[Dataset entries]
● ● ● ● ●
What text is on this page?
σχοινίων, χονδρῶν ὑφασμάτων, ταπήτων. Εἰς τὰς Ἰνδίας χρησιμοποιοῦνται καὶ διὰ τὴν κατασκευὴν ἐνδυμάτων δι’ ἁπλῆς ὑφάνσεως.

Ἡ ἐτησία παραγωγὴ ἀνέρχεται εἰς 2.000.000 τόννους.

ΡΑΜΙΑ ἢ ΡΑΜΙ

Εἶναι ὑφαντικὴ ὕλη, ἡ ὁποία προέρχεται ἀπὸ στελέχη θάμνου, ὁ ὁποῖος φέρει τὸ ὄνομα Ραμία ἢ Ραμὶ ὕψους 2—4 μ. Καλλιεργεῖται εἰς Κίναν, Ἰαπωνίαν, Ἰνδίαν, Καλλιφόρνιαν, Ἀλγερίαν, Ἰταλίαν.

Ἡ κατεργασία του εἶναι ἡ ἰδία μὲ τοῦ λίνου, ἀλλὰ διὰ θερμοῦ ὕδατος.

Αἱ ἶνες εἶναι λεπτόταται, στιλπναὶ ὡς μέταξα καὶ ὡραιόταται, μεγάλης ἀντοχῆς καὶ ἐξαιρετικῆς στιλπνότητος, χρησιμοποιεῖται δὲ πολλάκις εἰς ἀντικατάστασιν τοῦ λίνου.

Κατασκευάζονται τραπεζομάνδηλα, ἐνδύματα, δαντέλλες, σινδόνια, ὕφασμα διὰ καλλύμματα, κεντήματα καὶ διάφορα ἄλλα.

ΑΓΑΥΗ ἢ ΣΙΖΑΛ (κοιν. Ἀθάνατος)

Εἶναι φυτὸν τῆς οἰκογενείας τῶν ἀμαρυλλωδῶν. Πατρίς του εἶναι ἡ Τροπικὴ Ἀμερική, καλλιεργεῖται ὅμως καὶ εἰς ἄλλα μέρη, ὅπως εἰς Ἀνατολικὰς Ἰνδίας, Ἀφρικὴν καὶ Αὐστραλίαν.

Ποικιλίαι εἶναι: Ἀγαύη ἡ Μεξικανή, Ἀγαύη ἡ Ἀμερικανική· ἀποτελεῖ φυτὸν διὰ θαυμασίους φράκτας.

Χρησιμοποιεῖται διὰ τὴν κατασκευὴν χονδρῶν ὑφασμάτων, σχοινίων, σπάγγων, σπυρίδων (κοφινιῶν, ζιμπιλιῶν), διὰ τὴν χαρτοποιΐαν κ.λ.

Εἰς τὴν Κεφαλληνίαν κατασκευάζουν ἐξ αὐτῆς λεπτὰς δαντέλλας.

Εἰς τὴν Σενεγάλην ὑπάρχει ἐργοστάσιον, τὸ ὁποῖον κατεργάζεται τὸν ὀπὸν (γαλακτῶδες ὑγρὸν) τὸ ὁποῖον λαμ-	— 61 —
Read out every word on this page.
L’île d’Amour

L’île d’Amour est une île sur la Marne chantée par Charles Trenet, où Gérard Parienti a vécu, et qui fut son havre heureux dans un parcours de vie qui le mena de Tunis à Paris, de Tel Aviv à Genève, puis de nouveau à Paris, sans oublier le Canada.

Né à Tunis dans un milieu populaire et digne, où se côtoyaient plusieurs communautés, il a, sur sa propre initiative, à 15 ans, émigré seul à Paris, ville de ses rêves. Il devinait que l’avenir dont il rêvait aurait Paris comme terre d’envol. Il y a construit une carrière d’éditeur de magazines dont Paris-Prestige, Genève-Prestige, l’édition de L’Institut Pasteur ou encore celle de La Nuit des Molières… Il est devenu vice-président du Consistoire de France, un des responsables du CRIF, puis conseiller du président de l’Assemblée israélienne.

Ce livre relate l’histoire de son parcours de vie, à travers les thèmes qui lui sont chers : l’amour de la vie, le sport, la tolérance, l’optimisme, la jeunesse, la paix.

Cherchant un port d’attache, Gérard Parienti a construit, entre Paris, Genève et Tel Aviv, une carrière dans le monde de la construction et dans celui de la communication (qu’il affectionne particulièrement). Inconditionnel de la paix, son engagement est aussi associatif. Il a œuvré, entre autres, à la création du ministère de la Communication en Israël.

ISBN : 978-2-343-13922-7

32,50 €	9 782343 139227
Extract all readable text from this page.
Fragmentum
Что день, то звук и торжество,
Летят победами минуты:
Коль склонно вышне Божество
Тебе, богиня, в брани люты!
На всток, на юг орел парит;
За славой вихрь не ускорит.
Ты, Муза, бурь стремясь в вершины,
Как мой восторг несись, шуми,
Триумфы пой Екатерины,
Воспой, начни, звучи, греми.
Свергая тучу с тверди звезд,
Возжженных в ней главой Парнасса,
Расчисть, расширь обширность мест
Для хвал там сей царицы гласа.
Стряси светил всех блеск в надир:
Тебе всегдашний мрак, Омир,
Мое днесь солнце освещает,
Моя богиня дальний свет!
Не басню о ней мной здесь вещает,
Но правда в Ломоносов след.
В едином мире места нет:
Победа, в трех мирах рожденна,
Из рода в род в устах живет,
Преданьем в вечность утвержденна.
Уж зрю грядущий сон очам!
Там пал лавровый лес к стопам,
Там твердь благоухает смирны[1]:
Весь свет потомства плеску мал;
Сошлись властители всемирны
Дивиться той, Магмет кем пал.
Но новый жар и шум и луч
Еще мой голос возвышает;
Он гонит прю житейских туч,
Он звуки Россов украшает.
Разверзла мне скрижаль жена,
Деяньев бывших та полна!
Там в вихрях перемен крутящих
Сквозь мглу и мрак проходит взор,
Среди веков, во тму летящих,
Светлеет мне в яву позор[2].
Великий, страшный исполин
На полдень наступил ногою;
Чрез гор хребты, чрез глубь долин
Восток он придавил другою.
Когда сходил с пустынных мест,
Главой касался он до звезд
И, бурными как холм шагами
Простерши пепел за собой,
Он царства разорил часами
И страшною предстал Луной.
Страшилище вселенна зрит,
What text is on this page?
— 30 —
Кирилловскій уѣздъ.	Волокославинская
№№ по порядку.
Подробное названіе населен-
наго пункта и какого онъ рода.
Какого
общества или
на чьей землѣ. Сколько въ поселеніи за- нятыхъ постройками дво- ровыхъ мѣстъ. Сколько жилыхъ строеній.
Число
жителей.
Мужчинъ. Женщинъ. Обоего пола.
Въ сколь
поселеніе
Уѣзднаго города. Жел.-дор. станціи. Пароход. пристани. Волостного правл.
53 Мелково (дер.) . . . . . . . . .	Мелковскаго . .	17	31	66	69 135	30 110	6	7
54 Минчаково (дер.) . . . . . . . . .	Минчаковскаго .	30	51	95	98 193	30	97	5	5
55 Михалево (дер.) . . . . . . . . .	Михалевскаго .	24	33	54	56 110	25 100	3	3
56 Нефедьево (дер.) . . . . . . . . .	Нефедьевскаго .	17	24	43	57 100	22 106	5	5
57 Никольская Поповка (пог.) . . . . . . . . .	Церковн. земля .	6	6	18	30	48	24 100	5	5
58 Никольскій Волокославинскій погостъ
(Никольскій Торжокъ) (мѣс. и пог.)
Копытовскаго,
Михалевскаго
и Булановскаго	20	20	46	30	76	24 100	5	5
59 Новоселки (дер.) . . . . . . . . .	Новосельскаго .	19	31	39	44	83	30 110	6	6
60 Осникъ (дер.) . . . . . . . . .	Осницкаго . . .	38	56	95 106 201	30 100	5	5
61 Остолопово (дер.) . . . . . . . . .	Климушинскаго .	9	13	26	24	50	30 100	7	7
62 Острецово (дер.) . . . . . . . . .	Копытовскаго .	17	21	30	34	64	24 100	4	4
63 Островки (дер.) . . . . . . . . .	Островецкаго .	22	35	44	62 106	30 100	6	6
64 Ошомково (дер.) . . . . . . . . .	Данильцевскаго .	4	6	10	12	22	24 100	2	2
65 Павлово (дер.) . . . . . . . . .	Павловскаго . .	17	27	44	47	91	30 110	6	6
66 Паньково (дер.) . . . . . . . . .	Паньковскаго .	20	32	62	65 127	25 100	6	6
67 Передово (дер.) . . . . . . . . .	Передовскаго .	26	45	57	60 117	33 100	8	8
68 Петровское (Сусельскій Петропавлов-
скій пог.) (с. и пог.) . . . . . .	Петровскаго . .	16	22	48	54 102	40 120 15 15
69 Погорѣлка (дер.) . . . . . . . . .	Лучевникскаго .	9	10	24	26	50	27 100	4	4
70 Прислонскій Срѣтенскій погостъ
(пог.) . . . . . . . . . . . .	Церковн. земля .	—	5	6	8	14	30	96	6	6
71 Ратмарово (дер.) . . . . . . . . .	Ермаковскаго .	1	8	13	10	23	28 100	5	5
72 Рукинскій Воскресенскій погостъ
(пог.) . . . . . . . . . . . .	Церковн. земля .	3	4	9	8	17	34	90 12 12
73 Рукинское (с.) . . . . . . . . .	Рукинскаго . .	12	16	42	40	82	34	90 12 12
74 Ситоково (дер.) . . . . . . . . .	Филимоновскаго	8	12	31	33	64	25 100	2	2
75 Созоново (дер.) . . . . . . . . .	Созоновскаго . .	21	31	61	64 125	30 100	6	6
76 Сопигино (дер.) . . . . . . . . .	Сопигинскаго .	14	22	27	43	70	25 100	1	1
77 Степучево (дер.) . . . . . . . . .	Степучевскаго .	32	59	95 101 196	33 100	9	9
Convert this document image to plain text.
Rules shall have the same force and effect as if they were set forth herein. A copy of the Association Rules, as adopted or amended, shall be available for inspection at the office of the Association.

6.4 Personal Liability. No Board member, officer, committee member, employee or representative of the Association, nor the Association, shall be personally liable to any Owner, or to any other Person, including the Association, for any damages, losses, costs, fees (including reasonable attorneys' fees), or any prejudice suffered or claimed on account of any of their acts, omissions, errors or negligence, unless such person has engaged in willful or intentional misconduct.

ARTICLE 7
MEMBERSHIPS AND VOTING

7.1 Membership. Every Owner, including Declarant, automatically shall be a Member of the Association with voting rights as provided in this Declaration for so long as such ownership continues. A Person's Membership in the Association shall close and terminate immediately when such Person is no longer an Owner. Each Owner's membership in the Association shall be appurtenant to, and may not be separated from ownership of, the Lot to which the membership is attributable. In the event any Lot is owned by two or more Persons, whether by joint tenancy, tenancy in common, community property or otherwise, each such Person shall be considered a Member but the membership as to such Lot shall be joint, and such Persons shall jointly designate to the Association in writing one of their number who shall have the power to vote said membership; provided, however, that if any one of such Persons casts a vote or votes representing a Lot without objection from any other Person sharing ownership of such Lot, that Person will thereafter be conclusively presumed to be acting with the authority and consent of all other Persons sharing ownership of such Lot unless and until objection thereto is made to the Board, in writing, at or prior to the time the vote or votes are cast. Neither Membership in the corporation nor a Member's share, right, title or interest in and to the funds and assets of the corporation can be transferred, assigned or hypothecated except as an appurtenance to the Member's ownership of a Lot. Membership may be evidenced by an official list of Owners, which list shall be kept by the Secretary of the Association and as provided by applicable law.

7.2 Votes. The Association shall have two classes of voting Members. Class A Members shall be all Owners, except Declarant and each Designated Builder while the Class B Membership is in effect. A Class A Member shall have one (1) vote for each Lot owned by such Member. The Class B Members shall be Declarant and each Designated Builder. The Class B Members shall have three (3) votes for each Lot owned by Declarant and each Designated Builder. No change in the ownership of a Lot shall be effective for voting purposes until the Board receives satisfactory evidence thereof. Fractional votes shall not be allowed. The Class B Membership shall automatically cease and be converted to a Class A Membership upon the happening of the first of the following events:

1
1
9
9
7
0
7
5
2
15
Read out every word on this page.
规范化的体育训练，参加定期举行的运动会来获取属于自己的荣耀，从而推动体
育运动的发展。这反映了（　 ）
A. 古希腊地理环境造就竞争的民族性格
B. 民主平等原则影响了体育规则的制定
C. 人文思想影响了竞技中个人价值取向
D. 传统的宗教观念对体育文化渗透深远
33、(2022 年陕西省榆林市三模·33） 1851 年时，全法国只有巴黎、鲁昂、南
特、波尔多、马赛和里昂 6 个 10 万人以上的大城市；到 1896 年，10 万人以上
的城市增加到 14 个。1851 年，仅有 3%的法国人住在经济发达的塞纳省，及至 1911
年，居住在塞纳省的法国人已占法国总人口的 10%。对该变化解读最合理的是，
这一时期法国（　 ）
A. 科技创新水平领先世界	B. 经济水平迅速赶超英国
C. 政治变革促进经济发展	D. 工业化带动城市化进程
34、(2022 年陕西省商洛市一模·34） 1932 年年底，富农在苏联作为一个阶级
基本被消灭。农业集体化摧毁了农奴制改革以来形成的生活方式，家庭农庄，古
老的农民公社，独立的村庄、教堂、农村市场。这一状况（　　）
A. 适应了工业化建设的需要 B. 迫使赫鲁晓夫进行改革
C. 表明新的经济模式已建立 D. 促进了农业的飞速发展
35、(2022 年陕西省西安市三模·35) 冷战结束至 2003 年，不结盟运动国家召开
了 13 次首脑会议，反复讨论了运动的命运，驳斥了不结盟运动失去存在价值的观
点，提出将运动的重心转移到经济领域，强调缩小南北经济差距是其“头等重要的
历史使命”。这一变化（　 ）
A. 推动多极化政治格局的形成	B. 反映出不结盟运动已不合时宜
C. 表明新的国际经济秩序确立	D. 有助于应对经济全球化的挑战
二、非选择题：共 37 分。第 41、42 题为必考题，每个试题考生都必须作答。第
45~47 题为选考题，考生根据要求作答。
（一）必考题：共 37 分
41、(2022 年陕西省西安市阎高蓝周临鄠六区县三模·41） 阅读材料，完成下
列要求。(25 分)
● ● ● ● ●
• _Written problem_: Show the lines where the word "Ἰνδίας" appears in the entries.

• _Response to this task_:
σχοινίων, χονδρῶν ὑφασμάτων, ταπήτων. Εἰς τὰς Ἰνδίας χρησιμοποιοῦνται καὶ διὰ τὴν κατασκευὴν ἐνδυμάτων δι’ ἁπλῆς ὑφάνσεως.
Εἶναι φυτὸν τῆς οἰκογενείας τῶν ἀμαρυλλωδῶν. Πατρίς του εἶναι ἡ Τροπικὴ Ἀμερική, καλλιεργεῖται ὅμως καὶ εἰς ἄλλα μέρη, ὅπως εἰς Ἀνατολικὰς Ἰνδίας, Ἀφρικὴν καὶ Αὐστραλίαν.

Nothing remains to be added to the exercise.